Problem details: Select from the data all lines with the word "JSON".

[start]

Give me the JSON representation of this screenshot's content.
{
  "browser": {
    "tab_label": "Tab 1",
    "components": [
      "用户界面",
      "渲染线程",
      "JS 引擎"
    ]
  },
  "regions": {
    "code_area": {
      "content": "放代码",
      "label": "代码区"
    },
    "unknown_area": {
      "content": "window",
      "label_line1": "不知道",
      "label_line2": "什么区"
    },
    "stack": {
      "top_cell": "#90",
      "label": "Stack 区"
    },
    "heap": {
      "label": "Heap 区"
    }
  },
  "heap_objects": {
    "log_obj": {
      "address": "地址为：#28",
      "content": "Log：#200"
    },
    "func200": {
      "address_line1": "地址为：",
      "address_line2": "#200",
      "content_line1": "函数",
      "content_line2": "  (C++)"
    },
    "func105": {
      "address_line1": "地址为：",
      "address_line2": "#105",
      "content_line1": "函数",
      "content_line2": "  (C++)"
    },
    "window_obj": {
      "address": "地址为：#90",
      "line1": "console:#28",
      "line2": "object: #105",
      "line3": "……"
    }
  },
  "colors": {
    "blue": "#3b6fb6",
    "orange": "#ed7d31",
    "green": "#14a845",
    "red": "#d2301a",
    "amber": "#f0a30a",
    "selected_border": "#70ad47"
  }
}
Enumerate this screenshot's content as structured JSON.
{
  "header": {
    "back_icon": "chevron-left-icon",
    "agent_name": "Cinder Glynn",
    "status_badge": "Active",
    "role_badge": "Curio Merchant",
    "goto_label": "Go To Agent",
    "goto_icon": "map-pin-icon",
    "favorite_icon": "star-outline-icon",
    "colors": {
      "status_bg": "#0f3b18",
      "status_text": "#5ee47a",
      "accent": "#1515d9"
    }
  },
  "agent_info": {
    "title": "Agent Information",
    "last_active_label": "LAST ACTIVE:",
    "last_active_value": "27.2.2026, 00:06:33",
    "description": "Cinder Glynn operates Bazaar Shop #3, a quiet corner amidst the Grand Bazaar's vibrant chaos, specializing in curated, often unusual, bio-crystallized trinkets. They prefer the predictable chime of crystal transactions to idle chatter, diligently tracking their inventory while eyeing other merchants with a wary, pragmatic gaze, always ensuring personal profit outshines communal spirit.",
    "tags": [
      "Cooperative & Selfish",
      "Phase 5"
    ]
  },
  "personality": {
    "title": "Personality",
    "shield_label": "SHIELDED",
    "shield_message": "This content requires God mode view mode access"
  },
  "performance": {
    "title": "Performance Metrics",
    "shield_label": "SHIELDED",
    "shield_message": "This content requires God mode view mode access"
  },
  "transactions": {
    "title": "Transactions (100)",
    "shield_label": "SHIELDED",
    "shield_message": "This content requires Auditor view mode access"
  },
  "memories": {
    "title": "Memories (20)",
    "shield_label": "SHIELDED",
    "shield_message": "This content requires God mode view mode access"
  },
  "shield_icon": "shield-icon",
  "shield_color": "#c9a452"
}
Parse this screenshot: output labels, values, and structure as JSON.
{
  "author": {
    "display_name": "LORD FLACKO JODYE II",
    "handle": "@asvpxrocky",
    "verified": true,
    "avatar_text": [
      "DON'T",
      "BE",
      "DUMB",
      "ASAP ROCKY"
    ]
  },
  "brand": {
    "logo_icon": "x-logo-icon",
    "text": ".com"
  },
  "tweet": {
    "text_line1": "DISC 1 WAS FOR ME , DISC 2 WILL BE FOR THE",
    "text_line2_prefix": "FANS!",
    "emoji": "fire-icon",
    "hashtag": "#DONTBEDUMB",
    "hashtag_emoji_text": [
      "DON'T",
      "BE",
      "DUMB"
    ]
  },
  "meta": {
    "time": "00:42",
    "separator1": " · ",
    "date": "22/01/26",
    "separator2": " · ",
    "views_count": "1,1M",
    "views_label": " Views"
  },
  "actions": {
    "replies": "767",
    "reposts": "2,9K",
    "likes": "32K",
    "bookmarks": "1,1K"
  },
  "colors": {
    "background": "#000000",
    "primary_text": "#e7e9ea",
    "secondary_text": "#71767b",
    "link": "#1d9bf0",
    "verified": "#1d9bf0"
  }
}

[end]

Response:
Give me the JSON representation of this screenshot's content.
Enumerate this screenshot's content as structured JSON.
Parse this screenshot: output labels, values, and structure as JSON.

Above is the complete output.